__WHAT TO WORK ON__.
All entries are to be quoted exactly; the images stay out of the copy.

-- RECORDS PROVIDED start --

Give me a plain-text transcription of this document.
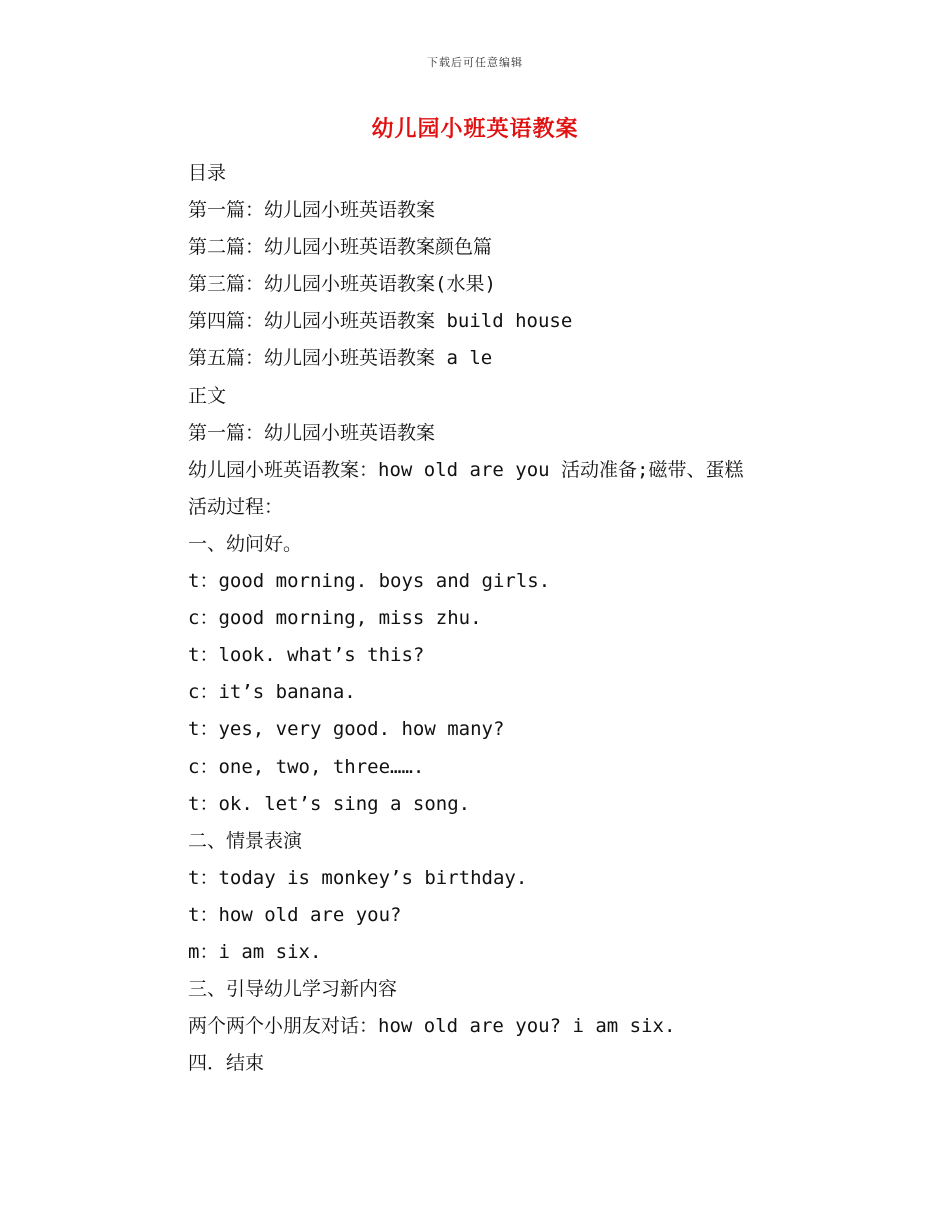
下载后可任意编辑
幼儿园小班英语教案
目录
第一篇：幼儿园小班英语教案
第二篇：幼儿园小班英语教案颜色篇
第三篇：幼儿园小班英语教案(水果)
第四篇：幼儿园小班英语教案 build house
第五篇：幼儿园小班英语教案 a le
正文
第一篇：幼儿园小班英语教案
幼儿园小班英语教案：how old are you 活动准备;磁带、蛋糕
活动过程：
一、幼问好。
t：good morning. boys and girls.
c：good morning, miss zhu.
t：look. what’s this?
c：it’s banana.
t：yes, very good. how many?
c：one, two, three…….
t：ok. let’s sing a song.
二、情景表演
t：today is monkey’s birthday.
t：how old are you?
m：i am six.
三、引导幼儿学习新内容
两个两个小朋友对话：how old are you? i am six.
四．结束
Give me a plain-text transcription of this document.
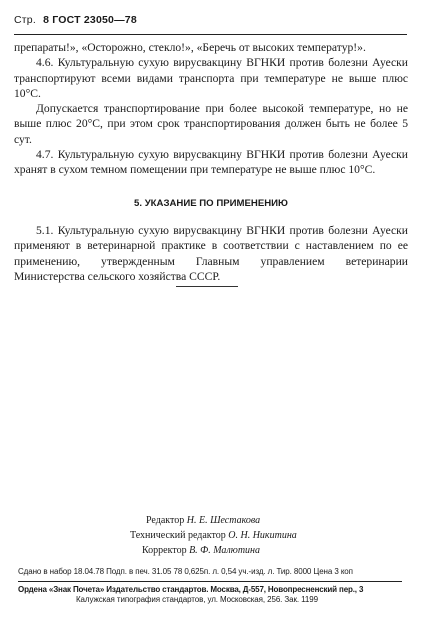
Стр. 8 ГОСТ 23050—78

препараты!», «Осторожно, стекло!», «Беречь от высоких температур!».

4.6. Культуральную сухую вирусвакцину ВГНКИ против болезни Ауески транспортируют всеми видами транспорта при температуре не выше плюс 10°С.

Допускается транспортирование при более высокой температуре, но не выше плюс 20°С, при этом срок транспортирования должен быть не более 5 сут.

4.7. Культуральную сухую вирусвакцину ВГНКИ против болезни Ауески хранят в сухом темном помещении при температуре не выше плюс 10°С.

5. УКАЗАНИЕ ПО ПРИМЕНЕНИЮ

5.1. Культуральную сухую вирусвакцину ВГНКИ против болезни Ауески применяют в ветеринарной практике в соответствии с наставлением по ее применению, утвержденным Главным управлением ветеринарии Министерства сельского хозяйства СССР.

Редактор Н. Е. Шестакова
Технический редактор О. Н. Никитина
Корректор В. Ф. Малютина
Сдано в набор 18.04.78 Подп. в печ. 31.05 78 0,625п. л. 0,54 уч.-изд. л. Тир. 8000 Цена 3 коп
Ордена «Знак Почета» Издательство стандартов. Москва, Д-557, Новопресненский пер., 3
Калужская типография стандартов, ул. Московская, 256. Зак. 1199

-- RECORDS PROVIDED end --

__FINAL ANSWER__.
Give me a plain-text transcription of this document.
下载后可任意编辑
幼儿园小班英语教案
目录
第一篇：幼儿园小班英语教案
第二篇：幼儿园小班英语教案颜色篇
第三篇：幼儿园小班英语教案(水果)
第四篇：幼儿园小班英语教案 build house
第五篇：幼儿园小班英语教案 a le
正文
第一篇：幼儿园小班英语教案
幼儿园小班英语教案：how old are you 活动准备;磁带、蛋糕
活动过程：
一、幼问好。
t：good morning. boys and girls.
c：good morning, miss zhu.
t：look. what’s this?
c：it’s banana.
t：yes, very good. how many?
c：one, two, three…….
t：ok. let’s sing a song.
二、情景表演
t：today is monkey’s birthday.
t：how old are you?
m：i am six.
三、引导幼儿学习新内容
两个两个小朋友对话：how old are you? i am six.
四．结束
Give me a plain-text transcription of this document.
Стр. 8 ГОСТ 23050—78

препараты!», «Осторожно, стекло!», «Беречь от высоких температур!».

4.6. Культуральную сухую вирусвакцину ВГНКИ против болезни Ауески транспортируют всеми видами транспорта при температуре не выше плюс 10°С.

Допускается транспортирование при более высокой температуре, но не выше плюс 20°С, при этом срок транспортирования должен быть не более 5 сут.

4.7. Культуральную сухую вирусвакцину ВГНКИ против болезни Ауески хранят в сухом темном помещении при температуре не выше плюс 10°С.

5. УКАЗАНИЕ ПО ПРИМЕНЕНИЮ

5.1. Культуральную сухую вирусвакцину ВГНКИ против болезни Ауески применяют в ветеринарной практике в соответствии с наставлением по ее применению, утвержденным Главным управлением ветеринарии Министерства сельского хозяйства СССР.

Редактор Н. Е. Шестакова
Технический редактор О. Н. Никитина
Корректор В. Ф. Малютина
Сдано в набор 18.04.78 Подп. в печ. 31.05 78 0,625п. л. 0,54 уч.-изд. л. Тир. 8000 Цена 3 коп
Ордена «Знак Почета» Издательство стандартов. Москва, Д-557, Новопресненский пер., 3
Калужская типография стандартов, ул. Московская, 256. Зак. 1199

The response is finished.